● Directions for this task:
Identify every line containing the word "constant" and reproduce each one.

● Source material:
▼▼▼

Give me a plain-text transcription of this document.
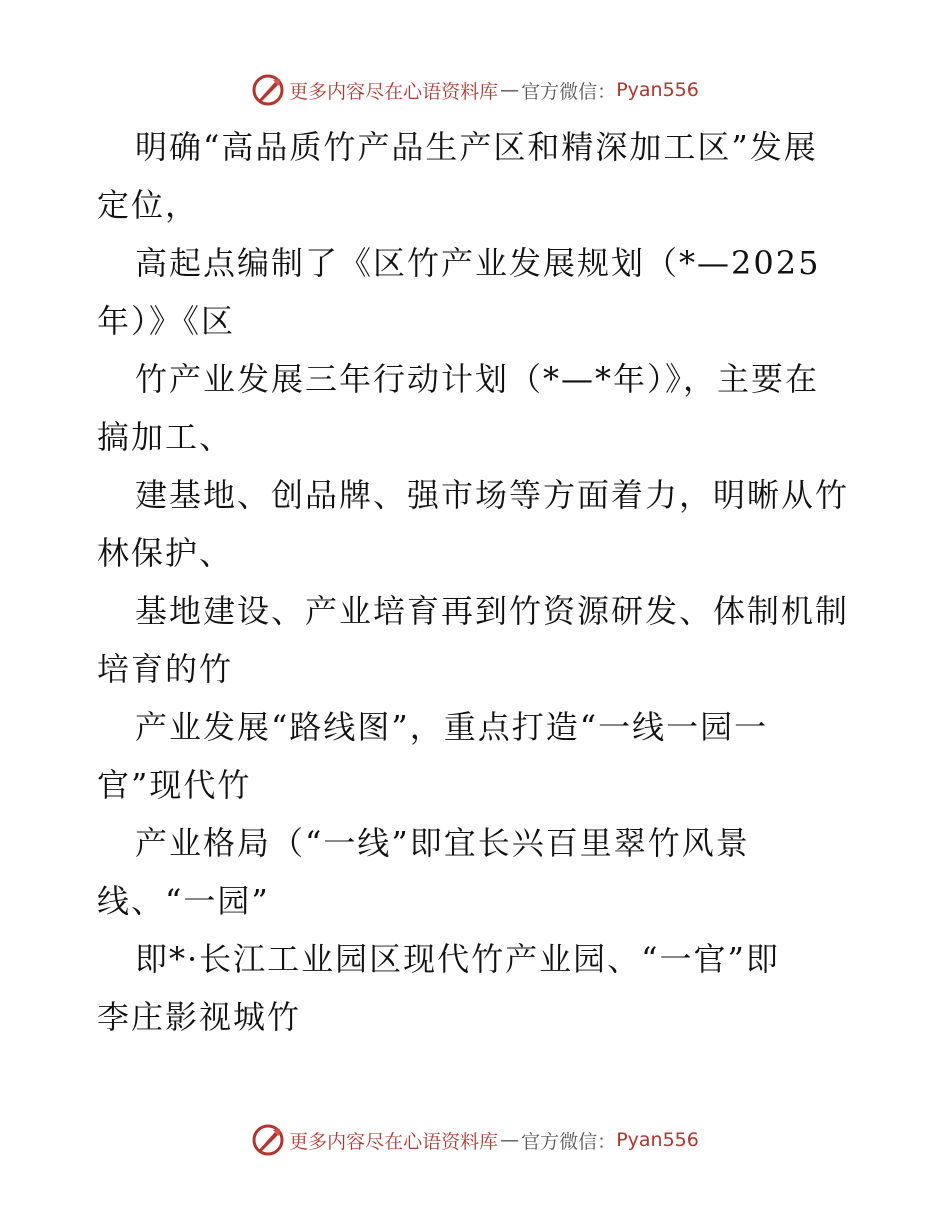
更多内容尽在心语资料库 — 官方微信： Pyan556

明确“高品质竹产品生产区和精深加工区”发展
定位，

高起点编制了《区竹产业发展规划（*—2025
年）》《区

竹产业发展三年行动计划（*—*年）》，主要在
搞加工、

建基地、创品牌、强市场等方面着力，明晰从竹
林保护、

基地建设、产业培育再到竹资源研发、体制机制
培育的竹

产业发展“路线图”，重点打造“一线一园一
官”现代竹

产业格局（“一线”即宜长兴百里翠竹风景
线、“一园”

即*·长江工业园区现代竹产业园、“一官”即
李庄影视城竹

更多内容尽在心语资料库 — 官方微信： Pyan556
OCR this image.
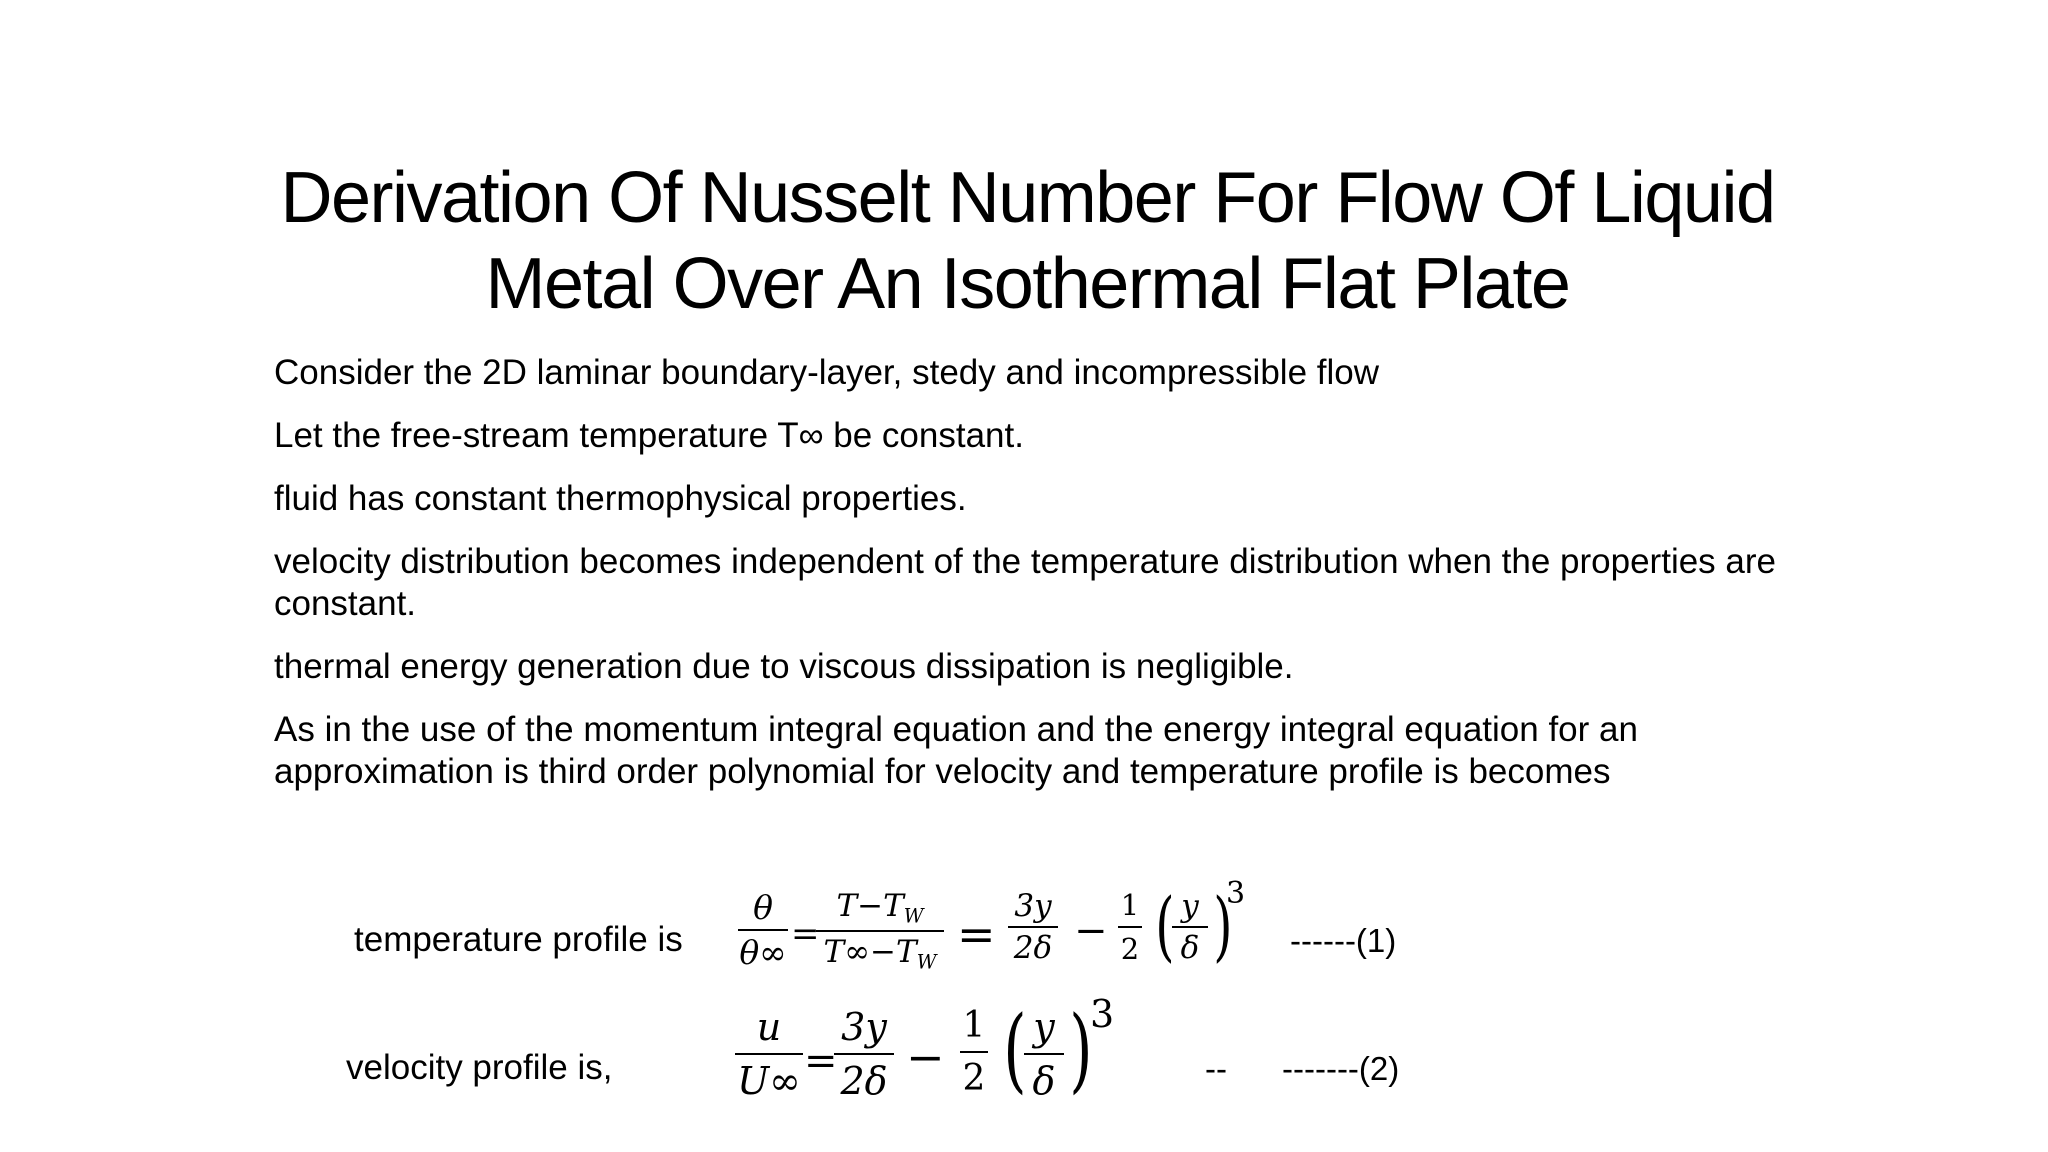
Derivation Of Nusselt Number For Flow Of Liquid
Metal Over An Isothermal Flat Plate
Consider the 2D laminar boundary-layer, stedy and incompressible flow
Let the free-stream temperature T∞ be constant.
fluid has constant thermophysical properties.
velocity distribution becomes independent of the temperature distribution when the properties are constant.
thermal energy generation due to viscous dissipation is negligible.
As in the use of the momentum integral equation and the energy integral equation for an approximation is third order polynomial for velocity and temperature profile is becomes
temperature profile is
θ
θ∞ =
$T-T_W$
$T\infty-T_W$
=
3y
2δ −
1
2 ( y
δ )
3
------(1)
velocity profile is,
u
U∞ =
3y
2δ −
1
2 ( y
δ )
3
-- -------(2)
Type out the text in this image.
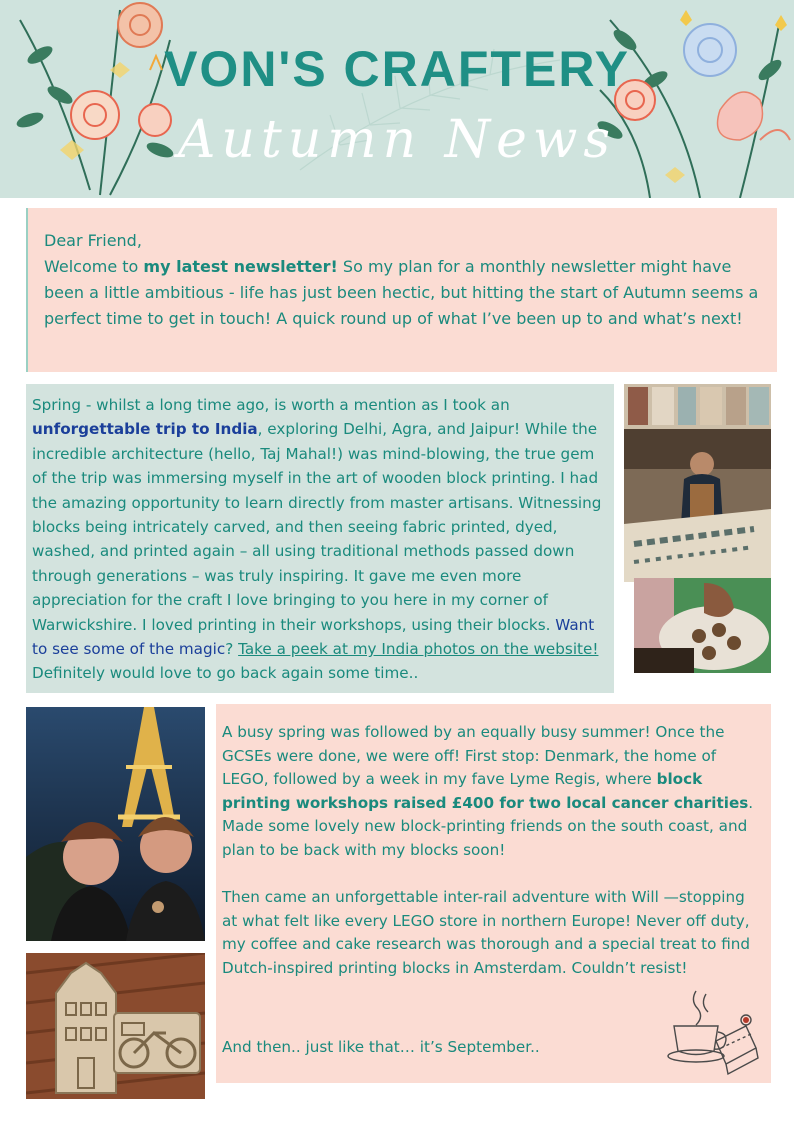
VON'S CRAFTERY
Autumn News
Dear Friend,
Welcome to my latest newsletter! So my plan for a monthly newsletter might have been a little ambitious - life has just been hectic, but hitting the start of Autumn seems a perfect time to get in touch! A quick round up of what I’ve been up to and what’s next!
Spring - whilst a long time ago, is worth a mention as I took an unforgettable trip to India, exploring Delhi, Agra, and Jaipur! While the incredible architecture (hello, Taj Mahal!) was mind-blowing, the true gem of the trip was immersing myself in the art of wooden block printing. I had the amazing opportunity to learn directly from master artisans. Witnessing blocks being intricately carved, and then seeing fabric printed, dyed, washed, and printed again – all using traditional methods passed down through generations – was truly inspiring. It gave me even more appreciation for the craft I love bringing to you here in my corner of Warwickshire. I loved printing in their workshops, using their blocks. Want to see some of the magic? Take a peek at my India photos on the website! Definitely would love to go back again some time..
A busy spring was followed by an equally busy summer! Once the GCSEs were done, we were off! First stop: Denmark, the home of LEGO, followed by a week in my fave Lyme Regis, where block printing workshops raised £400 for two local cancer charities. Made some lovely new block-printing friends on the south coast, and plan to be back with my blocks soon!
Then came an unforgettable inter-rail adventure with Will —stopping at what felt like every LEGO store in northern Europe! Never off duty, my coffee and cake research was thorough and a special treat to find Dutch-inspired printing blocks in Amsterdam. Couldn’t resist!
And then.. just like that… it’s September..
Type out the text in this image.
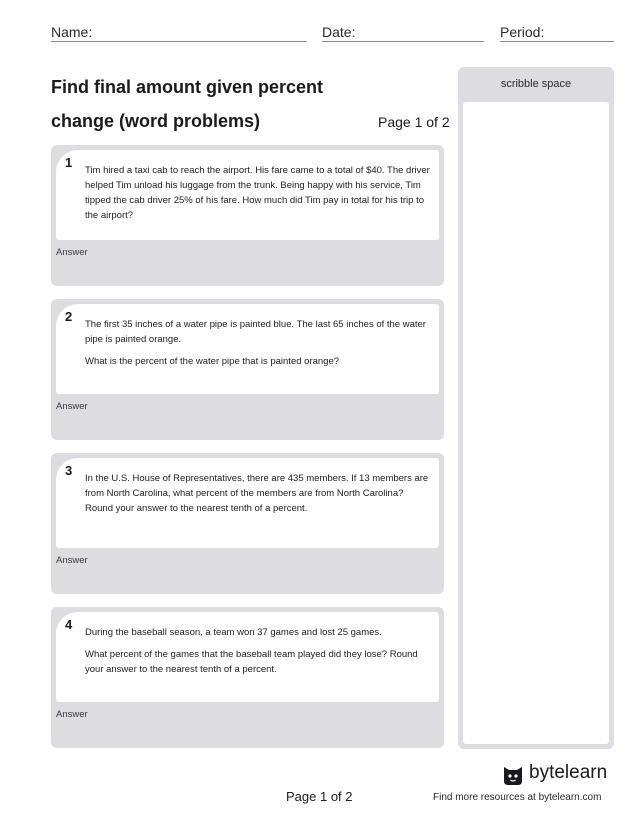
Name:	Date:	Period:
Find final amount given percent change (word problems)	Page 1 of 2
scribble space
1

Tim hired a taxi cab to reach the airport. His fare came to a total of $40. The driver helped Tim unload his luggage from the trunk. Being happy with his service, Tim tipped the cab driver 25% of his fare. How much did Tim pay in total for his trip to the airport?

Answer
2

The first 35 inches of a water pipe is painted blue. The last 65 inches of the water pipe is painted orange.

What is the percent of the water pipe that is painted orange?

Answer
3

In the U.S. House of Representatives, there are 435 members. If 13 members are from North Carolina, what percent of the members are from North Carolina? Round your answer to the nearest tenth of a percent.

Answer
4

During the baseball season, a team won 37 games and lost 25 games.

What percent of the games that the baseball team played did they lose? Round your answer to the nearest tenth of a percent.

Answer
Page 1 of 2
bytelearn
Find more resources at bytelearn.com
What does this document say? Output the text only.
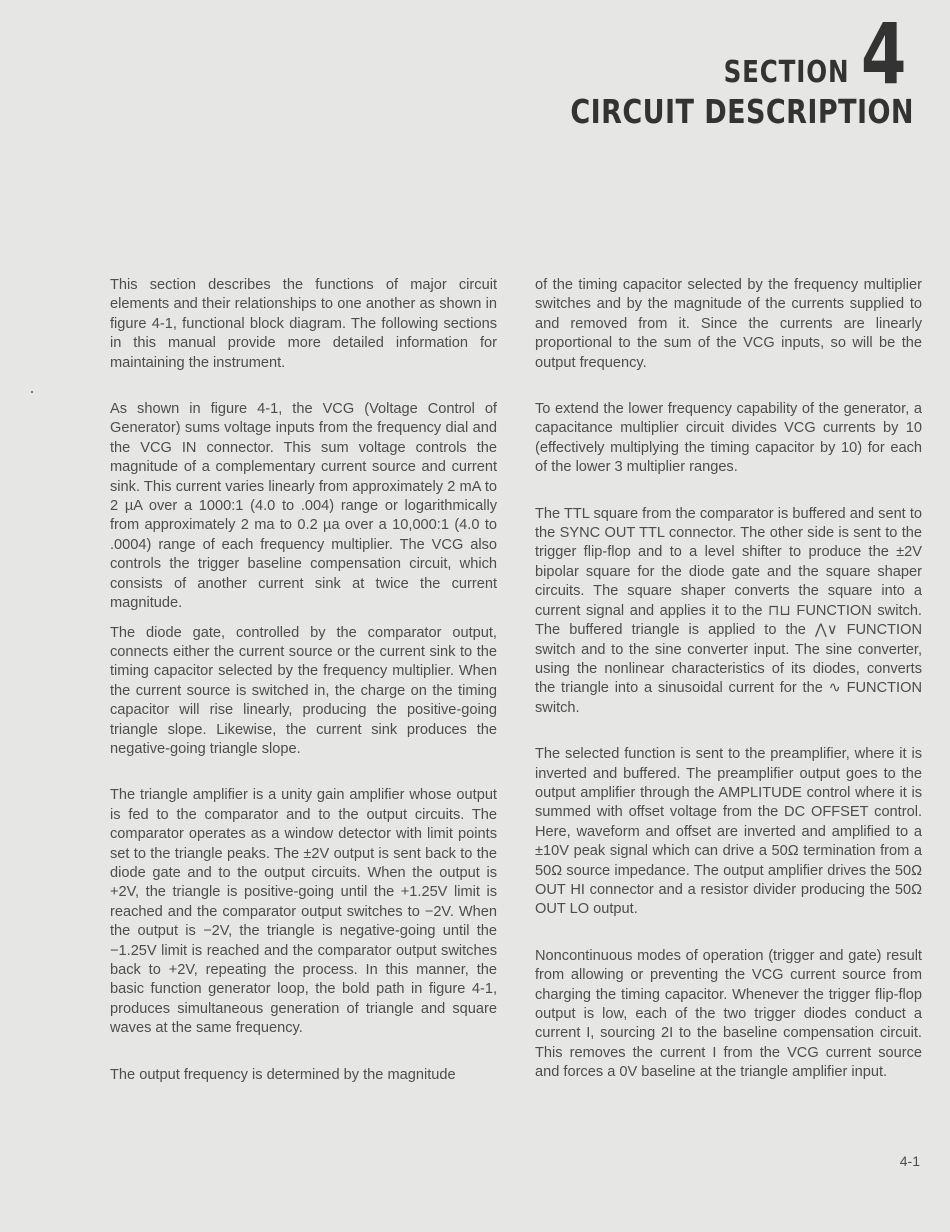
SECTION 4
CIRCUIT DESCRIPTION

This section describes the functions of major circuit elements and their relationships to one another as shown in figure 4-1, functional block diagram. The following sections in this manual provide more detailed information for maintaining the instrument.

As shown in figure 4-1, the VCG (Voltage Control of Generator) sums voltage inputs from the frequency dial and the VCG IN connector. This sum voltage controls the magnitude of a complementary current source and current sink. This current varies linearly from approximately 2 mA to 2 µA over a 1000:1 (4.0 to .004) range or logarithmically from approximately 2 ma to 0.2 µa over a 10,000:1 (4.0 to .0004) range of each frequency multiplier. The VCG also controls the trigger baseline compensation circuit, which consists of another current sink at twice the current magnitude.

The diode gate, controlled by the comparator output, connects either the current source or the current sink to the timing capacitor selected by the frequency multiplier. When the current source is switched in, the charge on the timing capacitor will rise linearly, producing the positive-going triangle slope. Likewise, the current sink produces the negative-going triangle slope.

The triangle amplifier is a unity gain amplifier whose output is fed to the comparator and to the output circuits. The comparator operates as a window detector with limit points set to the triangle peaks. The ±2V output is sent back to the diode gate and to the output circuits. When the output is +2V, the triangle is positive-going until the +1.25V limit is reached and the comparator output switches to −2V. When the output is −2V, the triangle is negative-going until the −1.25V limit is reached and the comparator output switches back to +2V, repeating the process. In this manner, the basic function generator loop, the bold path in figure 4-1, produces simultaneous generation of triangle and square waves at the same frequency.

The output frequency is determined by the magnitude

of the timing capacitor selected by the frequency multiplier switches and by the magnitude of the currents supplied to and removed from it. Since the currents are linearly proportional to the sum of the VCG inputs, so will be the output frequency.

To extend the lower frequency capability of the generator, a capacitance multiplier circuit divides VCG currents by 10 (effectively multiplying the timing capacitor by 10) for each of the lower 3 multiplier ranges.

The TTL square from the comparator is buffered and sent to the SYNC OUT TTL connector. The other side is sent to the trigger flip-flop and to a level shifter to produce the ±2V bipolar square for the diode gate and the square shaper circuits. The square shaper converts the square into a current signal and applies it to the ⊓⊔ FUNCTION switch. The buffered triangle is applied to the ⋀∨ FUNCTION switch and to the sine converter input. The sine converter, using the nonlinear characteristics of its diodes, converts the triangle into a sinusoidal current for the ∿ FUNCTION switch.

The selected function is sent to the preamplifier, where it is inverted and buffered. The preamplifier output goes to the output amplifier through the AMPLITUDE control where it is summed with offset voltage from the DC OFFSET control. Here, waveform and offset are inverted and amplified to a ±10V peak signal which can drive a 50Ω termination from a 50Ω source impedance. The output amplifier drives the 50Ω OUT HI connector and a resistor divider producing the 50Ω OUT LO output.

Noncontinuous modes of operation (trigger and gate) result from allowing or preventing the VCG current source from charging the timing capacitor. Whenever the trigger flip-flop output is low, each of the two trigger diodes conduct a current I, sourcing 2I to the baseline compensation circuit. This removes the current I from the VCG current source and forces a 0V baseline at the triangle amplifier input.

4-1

▲▲▲

● Solution to the exercise:
Let the free-stream temperature T∞ be constant.
fluid has constant thermophysical properties.
velocity distribution becomes independent of the temperature distribution when the properties are constant.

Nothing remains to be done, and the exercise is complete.